[EXTRACT PROVIDED]

:::::

Can you see the differences regarding the last definition of this flow? Clearly the code is much better now.

The others flows have a similar design to the EventInputFlow (just take a look at the project). And as you can see here, the EventInputFlow depends on EventTypeFilteredFlow (indicated by the self type reference this: Type =>), so we need to provide it. It’s kinda a Thin Cake Pattern. The responsible for the dependency injection that put all the pieces together is the EventPipelineFlow:

trait EventPipelineFlow extends EventInputFlow
                        with HeadersValidationFlow
                        with EventTypeFilteredFlow
                        with EventProcessorFlow {

  lazy val eventPipelineFlow = FlowGraph.partial() { implicit b =>
    val pipeline = b.add(partialEventPipeline)
    pipeline.out(1) ~> Sink.ignore
    pipeline.out(2) ~> Sink.ignore

    FlowShape(pipeline.in, pipeline.out(0))
  }.named("eventPipelineFlow")

  lazy val partialEventPipeline = FlowGraph.partial() { implicit b =>
    val eventInput = b.add(eventInputFlow)
    val headersValidation = b.add(headersValidationFlow)
    val processorMerge = b.add(Merge[FlowMessage](2))
    val eventProcessor = b.add(eventProcessorFlow)

    eventInput.out(0) ~> processorMerge
    eventInput.out(1) ~> headersValidation ~> processorMerge
    processorMerge ~> eventProcessor

    UniformFanOutShape(eventInput.in, eventProcessor.out(0), eventInput.out(2), eventProcessor.out(1))
  }.named("partialEventPipeline")

}

MATERIALIZING AND STREAMING!

Now that we defined all the flows we need to connect a Source and a Sink to the Pipeline. This is done in the main class StreamsApp where the blueprint of the stream is  materialized. In our case, we are using an ActorRef as a Source that only accept messages of type FlowMessage and a Sink that returns a future when the streaming finishes.

val actorSource: Source[FlowMessage, ActorRef] = Source.actorRef[FlowMessage](1000, OverflowStrategy.fail)
val pipelineActor: ActorRef = source.via(eventPipelineFlow).to(Sink.ignore).run()

pipelineActor ! message
pipelineActor ! PoisonPill

ERROR HANDLING

The stream can be completed successfully by sending a Status.Success or PoisonPill message to the pipelineActor. And it can be completed with failure by sending Status.Failure message. But what happens if there’s an exception while executing? Well, the actor will be stopped and the stream will be finished with a failure. As you can read in the documentation, the actor will be stopped when the stream is completed, failed or canceled from downstream.

:::::

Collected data
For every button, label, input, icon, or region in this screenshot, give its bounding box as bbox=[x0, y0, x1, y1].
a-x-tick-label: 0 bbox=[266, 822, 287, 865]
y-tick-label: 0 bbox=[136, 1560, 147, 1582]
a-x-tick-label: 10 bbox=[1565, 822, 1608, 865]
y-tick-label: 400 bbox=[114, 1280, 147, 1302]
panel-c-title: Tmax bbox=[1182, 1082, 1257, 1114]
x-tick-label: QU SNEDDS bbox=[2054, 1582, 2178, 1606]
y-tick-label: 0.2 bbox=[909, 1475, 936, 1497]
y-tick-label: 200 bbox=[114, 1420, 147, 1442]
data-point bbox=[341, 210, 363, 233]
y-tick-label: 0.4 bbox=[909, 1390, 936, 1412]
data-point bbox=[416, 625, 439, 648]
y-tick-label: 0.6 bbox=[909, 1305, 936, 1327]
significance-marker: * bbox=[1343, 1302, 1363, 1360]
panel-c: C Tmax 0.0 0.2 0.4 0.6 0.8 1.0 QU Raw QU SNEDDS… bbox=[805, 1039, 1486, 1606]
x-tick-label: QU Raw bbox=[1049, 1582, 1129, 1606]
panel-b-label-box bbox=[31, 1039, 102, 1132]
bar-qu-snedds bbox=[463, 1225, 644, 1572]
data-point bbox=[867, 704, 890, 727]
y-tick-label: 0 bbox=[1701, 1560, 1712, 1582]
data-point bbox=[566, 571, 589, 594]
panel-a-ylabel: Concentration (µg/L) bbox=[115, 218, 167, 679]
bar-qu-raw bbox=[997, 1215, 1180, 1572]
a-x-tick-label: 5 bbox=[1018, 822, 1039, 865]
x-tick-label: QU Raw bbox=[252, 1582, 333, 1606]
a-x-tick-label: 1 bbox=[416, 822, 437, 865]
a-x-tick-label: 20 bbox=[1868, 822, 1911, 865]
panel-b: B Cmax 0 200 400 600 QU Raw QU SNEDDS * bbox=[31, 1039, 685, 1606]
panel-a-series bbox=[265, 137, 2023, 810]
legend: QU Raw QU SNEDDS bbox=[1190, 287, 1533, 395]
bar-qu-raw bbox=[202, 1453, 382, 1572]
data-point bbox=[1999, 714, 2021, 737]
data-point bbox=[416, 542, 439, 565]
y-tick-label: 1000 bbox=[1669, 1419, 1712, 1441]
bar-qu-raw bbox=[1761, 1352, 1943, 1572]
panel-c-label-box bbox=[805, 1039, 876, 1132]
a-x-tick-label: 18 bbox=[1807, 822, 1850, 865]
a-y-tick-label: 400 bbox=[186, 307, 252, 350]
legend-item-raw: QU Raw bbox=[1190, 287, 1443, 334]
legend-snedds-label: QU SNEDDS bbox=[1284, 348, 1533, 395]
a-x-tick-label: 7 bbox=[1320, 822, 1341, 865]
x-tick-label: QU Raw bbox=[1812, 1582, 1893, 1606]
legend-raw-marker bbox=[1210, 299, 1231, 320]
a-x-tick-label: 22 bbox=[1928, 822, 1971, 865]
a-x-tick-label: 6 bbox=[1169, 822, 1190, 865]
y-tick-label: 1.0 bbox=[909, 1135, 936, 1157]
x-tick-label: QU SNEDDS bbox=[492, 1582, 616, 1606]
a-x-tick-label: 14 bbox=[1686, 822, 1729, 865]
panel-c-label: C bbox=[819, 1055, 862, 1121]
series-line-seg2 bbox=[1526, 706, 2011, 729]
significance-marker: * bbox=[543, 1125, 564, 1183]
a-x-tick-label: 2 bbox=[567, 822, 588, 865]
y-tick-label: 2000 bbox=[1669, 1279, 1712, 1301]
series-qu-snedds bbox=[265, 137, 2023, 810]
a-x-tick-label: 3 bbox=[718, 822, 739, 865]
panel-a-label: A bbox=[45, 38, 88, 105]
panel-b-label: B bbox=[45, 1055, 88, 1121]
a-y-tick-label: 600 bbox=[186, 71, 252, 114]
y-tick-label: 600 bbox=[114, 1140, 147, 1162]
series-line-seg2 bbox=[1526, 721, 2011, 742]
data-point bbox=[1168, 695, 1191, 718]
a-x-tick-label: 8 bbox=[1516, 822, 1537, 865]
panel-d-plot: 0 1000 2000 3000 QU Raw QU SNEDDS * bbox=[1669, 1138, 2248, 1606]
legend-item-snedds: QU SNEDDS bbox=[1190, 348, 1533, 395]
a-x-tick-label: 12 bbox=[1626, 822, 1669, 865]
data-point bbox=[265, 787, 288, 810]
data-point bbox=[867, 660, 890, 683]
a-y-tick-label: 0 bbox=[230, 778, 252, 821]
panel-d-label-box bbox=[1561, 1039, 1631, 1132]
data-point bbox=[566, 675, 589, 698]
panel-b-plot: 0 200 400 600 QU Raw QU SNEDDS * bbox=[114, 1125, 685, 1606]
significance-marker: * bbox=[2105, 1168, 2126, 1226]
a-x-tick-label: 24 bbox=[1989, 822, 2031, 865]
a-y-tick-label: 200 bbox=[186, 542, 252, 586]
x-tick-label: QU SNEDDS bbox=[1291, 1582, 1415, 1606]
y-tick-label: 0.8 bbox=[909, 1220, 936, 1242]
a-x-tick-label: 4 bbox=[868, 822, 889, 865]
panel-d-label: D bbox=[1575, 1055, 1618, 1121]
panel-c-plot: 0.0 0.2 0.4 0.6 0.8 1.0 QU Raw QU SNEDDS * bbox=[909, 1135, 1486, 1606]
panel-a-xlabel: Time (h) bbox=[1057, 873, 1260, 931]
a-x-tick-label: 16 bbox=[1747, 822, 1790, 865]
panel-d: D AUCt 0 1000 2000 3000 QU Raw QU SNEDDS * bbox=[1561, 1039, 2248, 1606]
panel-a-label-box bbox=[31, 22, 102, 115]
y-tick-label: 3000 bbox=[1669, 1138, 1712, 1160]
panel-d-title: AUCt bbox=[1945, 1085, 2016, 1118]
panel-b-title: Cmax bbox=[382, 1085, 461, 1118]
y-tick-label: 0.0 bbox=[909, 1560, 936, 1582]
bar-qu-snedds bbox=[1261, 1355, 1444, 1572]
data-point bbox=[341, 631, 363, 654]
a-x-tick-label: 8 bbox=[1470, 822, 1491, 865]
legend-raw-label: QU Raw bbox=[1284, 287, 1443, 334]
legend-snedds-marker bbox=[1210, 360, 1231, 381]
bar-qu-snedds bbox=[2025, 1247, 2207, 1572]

:::::

[WHAT YOU SHOULD DO] Transcribe the passage of the stream pipeline text between "lazy val eventPipelineFlow" and "eventInput = b.add(eventInputFlow)", inclusive.

[TASK RESPONSE]
lazy val eventPipelineFlow = FlowGraph.partial() { implicit b =>
    val pipeline = b.add(partialEventPipeline)
    pipeline.out(1) ~> Sink.ignore
    pipeline.out(2) ~> Sink.ignore

    FlowShape(pipeline.in, pipeline.out(0))
  }.named("eventPipelineFlow")

  lazy val partialEventPipeline = FlowGraph.partial() { implicit b =>
    val eventInput = b.add(eventInputFlow)